## Exercise aim
Your job is to retype all of the data word for word, leaving every image out.

## Records provided

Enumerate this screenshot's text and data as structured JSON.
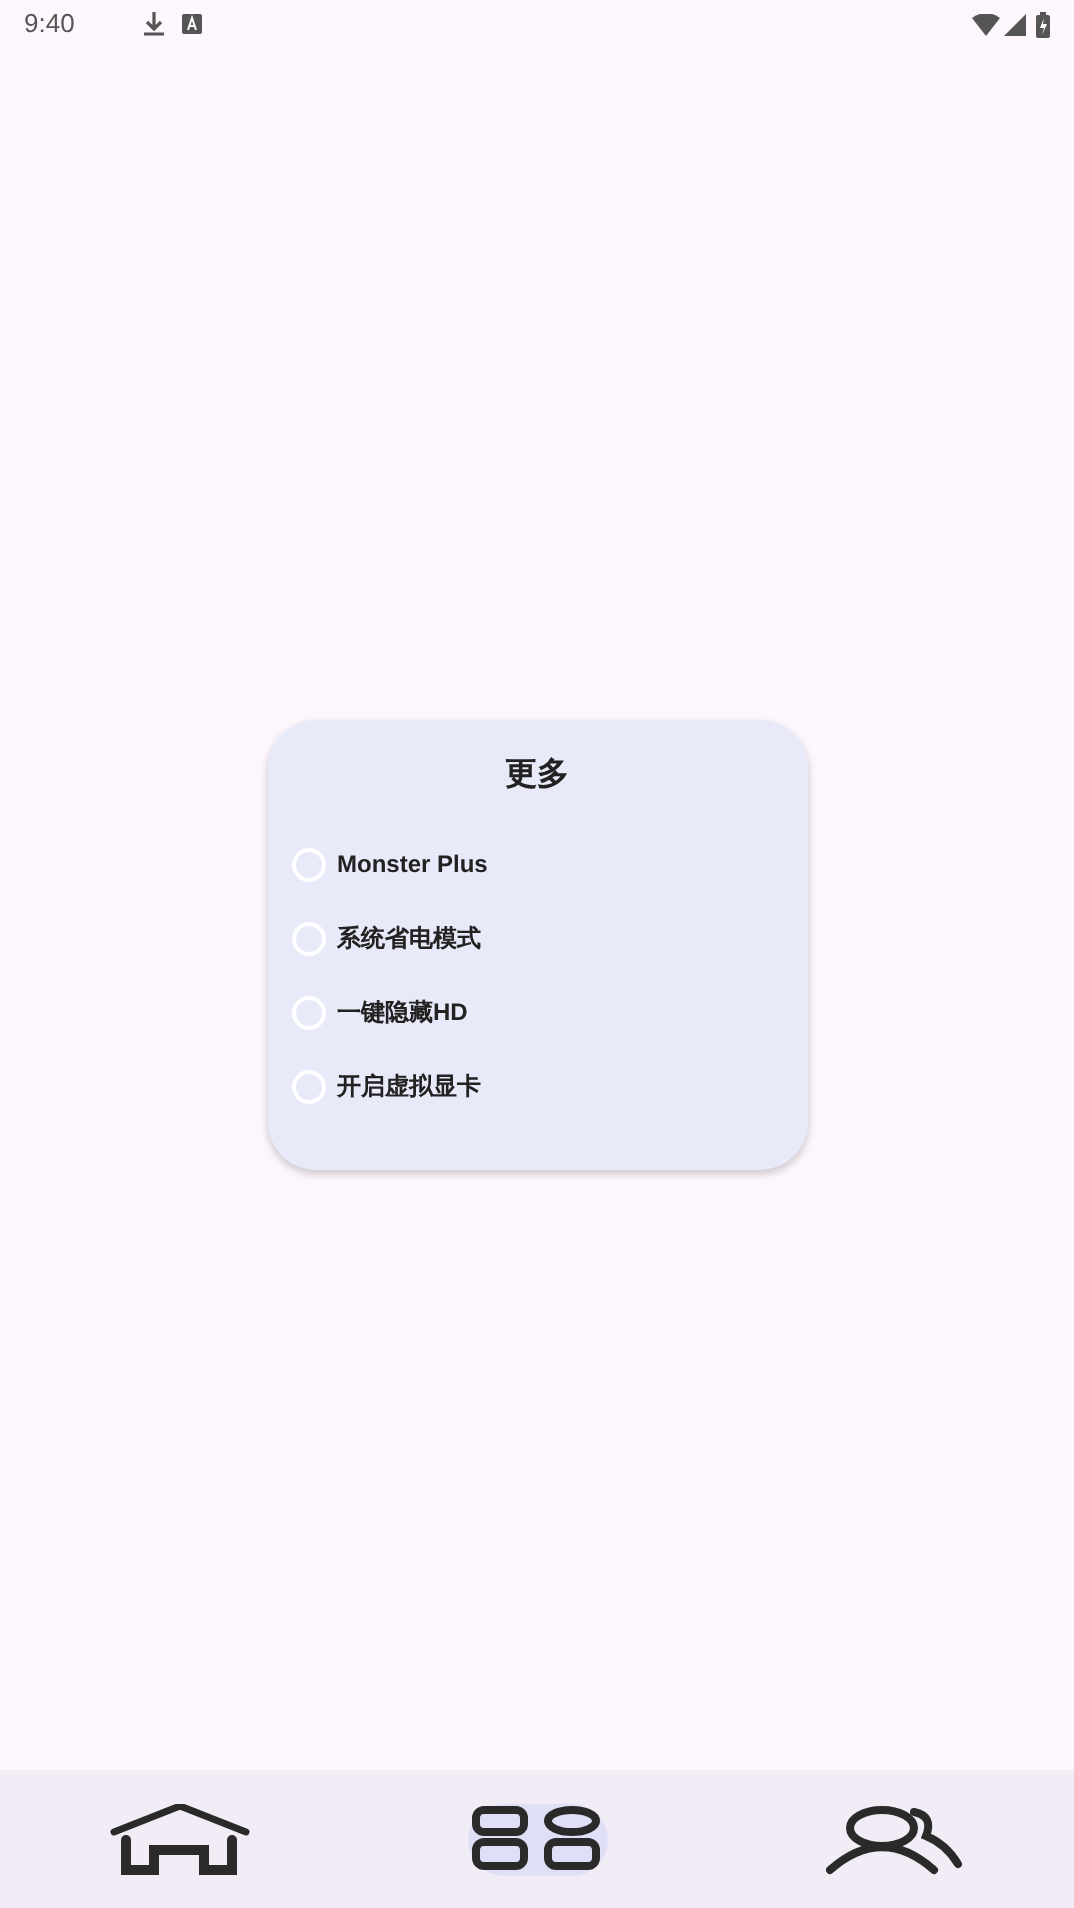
{
  "status_bar": {
    "time": "9:40"
  },
  "dialog": {
    "title": "更多",
    "options": [
      {
        "label": "Monster Plus",
        "checked": false
      },
      {
        "label": "系统省电模式",
        "checked": false
      },
      {
        "label": "一键隐藏HD",
        "checked": false
      },
      {
        "label": "开启虚拟显卡",
        "checked": false
      }
    ]
  },
  "bottom_nav": [
    {
      "kind": "home",
      "selected": false
    },
    {
      "kind": "grid",
      "selected": true
    },
    {
      "kind": "people",
      "selected": false
    }
  ]
}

## Answer below
Enumerate this screenshot's text and data as structured JSON.
{
  "status_bar": {
    "time": "9:40"
  },
  "dialog": {
    "title": "更多",
    "options": [
      {
        "label": "Monster Plus",
        "checked": false
      },
      {
        "label": "系统省电模式",
        "checked": false
      },
      {
        "label": "一键隐藏HD",
        "checked": false
      },
      {
        "label": "开启虚拟显卡",
        "checked": false
      }
    ]
  },
  "bottom_nav": [
    {
      "kind": "home",
      "selected": false
    },
    {
      "kind": "grid",
      "selected": true
    },
    {
      "kind": "people",
      "selected": false
    }
  ]
}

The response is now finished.